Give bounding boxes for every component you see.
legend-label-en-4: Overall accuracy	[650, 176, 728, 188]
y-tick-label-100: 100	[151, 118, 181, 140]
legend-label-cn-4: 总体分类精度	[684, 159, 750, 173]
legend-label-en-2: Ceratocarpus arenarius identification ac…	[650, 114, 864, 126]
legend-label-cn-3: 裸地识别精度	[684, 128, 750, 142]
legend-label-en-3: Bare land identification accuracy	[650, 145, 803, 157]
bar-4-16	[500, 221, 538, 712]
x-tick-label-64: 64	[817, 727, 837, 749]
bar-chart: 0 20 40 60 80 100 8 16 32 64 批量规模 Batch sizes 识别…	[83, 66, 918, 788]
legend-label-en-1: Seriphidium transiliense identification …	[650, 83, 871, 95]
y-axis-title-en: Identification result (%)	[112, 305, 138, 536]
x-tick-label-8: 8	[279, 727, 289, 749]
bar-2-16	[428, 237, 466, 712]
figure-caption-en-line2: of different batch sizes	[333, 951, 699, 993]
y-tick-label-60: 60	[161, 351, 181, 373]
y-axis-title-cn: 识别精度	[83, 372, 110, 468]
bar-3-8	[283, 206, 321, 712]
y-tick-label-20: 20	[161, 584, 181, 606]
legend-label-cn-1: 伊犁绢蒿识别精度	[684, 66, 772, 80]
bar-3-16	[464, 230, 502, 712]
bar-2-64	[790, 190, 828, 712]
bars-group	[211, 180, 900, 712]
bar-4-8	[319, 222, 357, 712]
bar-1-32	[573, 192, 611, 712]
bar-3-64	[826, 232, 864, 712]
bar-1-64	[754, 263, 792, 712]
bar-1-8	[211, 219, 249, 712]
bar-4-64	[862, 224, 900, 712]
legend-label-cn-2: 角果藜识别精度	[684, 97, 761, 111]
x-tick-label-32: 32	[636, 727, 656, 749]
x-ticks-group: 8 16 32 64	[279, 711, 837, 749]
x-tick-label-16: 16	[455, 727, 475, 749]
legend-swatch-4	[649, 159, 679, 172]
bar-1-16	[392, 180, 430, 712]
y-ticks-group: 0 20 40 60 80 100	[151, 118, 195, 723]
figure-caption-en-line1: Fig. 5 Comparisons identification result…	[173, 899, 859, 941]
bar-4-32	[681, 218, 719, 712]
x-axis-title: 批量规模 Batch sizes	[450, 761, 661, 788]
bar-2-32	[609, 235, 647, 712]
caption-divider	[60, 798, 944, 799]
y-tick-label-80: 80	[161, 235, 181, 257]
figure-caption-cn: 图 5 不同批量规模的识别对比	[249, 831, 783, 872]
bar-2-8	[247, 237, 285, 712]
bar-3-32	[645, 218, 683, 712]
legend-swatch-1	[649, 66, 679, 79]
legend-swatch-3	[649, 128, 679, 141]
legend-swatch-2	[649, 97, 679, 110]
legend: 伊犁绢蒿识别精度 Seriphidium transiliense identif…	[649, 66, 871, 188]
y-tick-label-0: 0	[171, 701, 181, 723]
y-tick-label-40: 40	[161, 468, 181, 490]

DIE AUFGABE:
Geben Sie sämtliche Zeilen der obigen Daten unverändert und in derselben Reihenfolge wieder.

VOLLSTÄNDIGE ANTWORT:
Give bounding boxes for every component you see.
legend-label-en-4: Overall accuracy	[650, 176, 728, 188]
y-tick-label-100: 100	[151, 118, 181, 140]
legend-label-cn-4: 总体分类精度	[684, 159, 750, 173]
legend-label-en-2: Ceratocarpus arenarius identification ac…	[650, 114, 864, 126]
legend-label-cn-3: 裸地识别精度	[684, 128, 750, 142]
legend-label-en-3: Bare land identification accuracy	[650, 145, 803, 157]
bar-4-16	[500, 221, 538, 712]
x-tick-label-64: 64	[817, 727, 837, 749]
bar-chart: 0 20 40 60 80 100 8 16 32 64 批量规模 Batch sizes 识别…	[83, 66, 918, 788]
legend-label-en-1: Seriphidium transiliense identification …	[650, 83, 871, 95]
y-axis-title-en: Identification result (%)	[112, 305, 138, 536]
x-tick-label-8: 8	[279, 727, 289, 749]
bar-2-16	[428, 237, 466, 712]
figure-caption-en-line2: of different batch sizes	[333, 951, 699, 993]
y-tick-label-60: 60	[161, 351, 181, 373]
y-axis-title-cn: 识别精度	[83, 372, 110, 468]
bar-3-8	[283, 206, 321, 712]
y-tick-label-20: 20	[161, 584, 181, 606]
legend-label-cn-1: 伊犁绢蒿识别精度	[684, 66, 772, 80]
bar-3-16	[464, 230, 502, 712]
bar-2-64	[790, 190, 828, 712]
bars-group	[211, 180, 900, 712]
bar-4-8	[319, 222, 357, 712]
bar-1-32	[573, 192, 611, 712]
bar-3-64	[826, 232, 864, 712]
bar-1-64	[754, 263, 792, 712]
bar-1-8	[211, 219, 249, 712]
bar-4-64	[862, 224, 900, 712]
legend-label-cn-2: 角果藜识别精度	[684, 97, 761, 111]
x-tick-label-32: 32	[636, 727, 656, 749]
x-ticks-group: 8 16 32 64	[279, 711, 837, 749]
x-tick-label-16: 16	[455, 727, 475, 749]
legend-swatch-4	[649, 159, 679, 172]
bar-1-16	[392, 180, 430, 712]
y-ticks-group: 0 20 40 60 80 100	[151, 118, 195, 723]
figure-caption-en-line1: Fig. 5 Comparisons identification result…	[173, 899, 859, 941]
bar-4-32	[681, 218, 719, 712]
x-axis-title: 批量规模 Batch sizes	[450, 761, 661, 788]
bar-2-32	[609, 235, 647, 712]
caption-divider	[60, 798, 944, 799]
y-tick-label-80: 80	[161, 235, 181, 257]
figure-caption-cn: 图 5 不同批量规模的识别对比	[249, 831, 783, 872]
bar-2-8	[247, 237, 285, 712]
bar-3-32	[645, 218, 683, 712]
legend-swatch-1	[649, 66, 679, 79]
legend-swatch-3	[649, 128, 679, 141]
legend-swatch-2	[649, 97, 679, 110]
legend: 伊犁绢蒿识别精度 Seriphidium transiliense identif…	[649, 66, 871, 188]
y-tick-label-0: 0	[171, 701, 181, 723]
y-tick-label-40: 40	[161, 468, 181, 490]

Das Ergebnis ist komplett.